GOAL - Go through the listing and write out all of it exactly.

GIVEN INFORMATION -
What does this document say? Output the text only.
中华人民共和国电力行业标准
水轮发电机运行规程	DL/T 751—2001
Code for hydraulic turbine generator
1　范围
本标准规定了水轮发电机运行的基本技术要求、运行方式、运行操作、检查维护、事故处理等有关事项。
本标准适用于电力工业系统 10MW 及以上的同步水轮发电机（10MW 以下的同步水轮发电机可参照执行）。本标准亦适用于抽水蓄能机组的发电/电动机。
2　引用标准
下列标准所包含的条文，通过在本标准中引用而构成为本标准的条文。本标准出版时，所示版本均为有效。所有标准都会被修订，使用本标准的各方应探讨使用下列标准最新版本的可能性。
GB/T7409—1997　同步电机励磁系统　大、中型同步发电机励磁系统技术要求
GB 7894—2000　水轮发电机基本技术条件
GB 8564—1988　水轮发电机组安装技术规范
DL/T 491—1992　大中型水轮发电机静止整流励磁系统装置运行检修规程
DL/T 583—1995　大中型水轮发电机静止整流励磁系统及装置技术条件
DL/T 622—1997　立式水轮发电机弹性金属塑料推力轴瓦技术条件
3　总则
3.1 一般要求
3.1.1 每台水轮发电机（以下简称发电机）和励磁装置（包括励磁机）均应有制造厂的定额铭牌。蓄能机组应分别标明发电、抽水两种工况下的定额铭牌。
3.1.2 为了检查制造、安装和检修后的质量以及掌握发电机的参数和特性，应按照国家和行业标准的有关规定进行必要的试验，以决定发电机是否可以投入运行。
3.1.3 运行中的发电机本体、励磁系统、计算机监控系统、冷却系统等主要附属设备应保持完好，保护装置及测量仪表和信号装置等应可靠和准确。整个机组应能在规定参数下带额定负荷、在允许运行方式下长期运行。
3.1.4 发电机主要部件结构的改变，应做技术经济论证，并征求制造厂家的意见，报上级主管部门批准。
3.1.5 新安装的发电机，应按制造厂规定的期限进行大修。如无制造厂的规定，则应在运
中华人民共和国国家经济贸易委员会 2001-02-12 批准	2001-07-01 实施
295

RESULT OF THE EXERCISE -
What does this document say? Output the text only.
中华人民共和国电力行业标准
水轮发电机运行规程	DL/T 751—2001
Code for hydraulic turbine generator
1　范围
本标准规定了水轮发电机运行的基本技术要求、运行方式、运行操作、检查维护、事故处理等有关事项。
本标准适用于电力工业系统 10MW 及以上的同步水轮发电机（10MW 以下的同步水轮发电机可参照执行）。本标准亦适用于抽水蓄能机组的发电/电动机。
2　引用标准
下列标准所包含的条文，通过在本标准中引用而构成为本标准的条文。本标准出版时，所示版本均为有效。所有标准都会被修订，使用本标准的各方应探讨使用下列标准最新版本的可能性。
GB/T7409—1997　同步电机励磁系统　大、中型同步发电机励磁系统技术要求
GB 7894—2000　水轮发电机基本技术条件
GB 8564—1988　水轮发电机组安装技术规范
DL/T 491—1992　大中型水轮发电机静止整流励磁系统装置运行检修规程
DL/T 583—1995　大中型水轮发电机静止整流励磁系统及装置技术条件
DL/T 622—1997　立式水轮发电机弹性金属塑料推力轴瓦技术条件
3　总则
3.1 一般要求
3.1.1 每台水轮发电机（以下简称发电机）和励磁装置（包括励磁机）均应有制造厂的定额铭牌。蓄能机组应分别标明发电、抽水两种工况下的定额铭牌。
3.1.2 为了检查制造、安装和检修后的质量以及掌握发电机的参数和特性，应按照国家和行业标准的有关规定进行必要的试验，以决定发电机是否可以投入运行。
3.1.3 运行中的发电机本体、励磁系统、计算机监控系统、冷却系统等主要附属设备应保持完好，保护装置及测量仪表和信号装置等应可靠和准确。整个机组应能在规定参数下带额定负荷、在允许运行方式下长期运行。
3.1.4 发电机主要部件结构的改变，应做技术经济论证，并征求制造厂家的意见，报上级主管部门批准。
3.1.5 新安装的发电机，应按制造厂规定的期限进行大修。如无制造厂的规定，则应在运
中华人民共和国国家经济贸易委员会 2001-02-12 批准	2001-07-01 实施
295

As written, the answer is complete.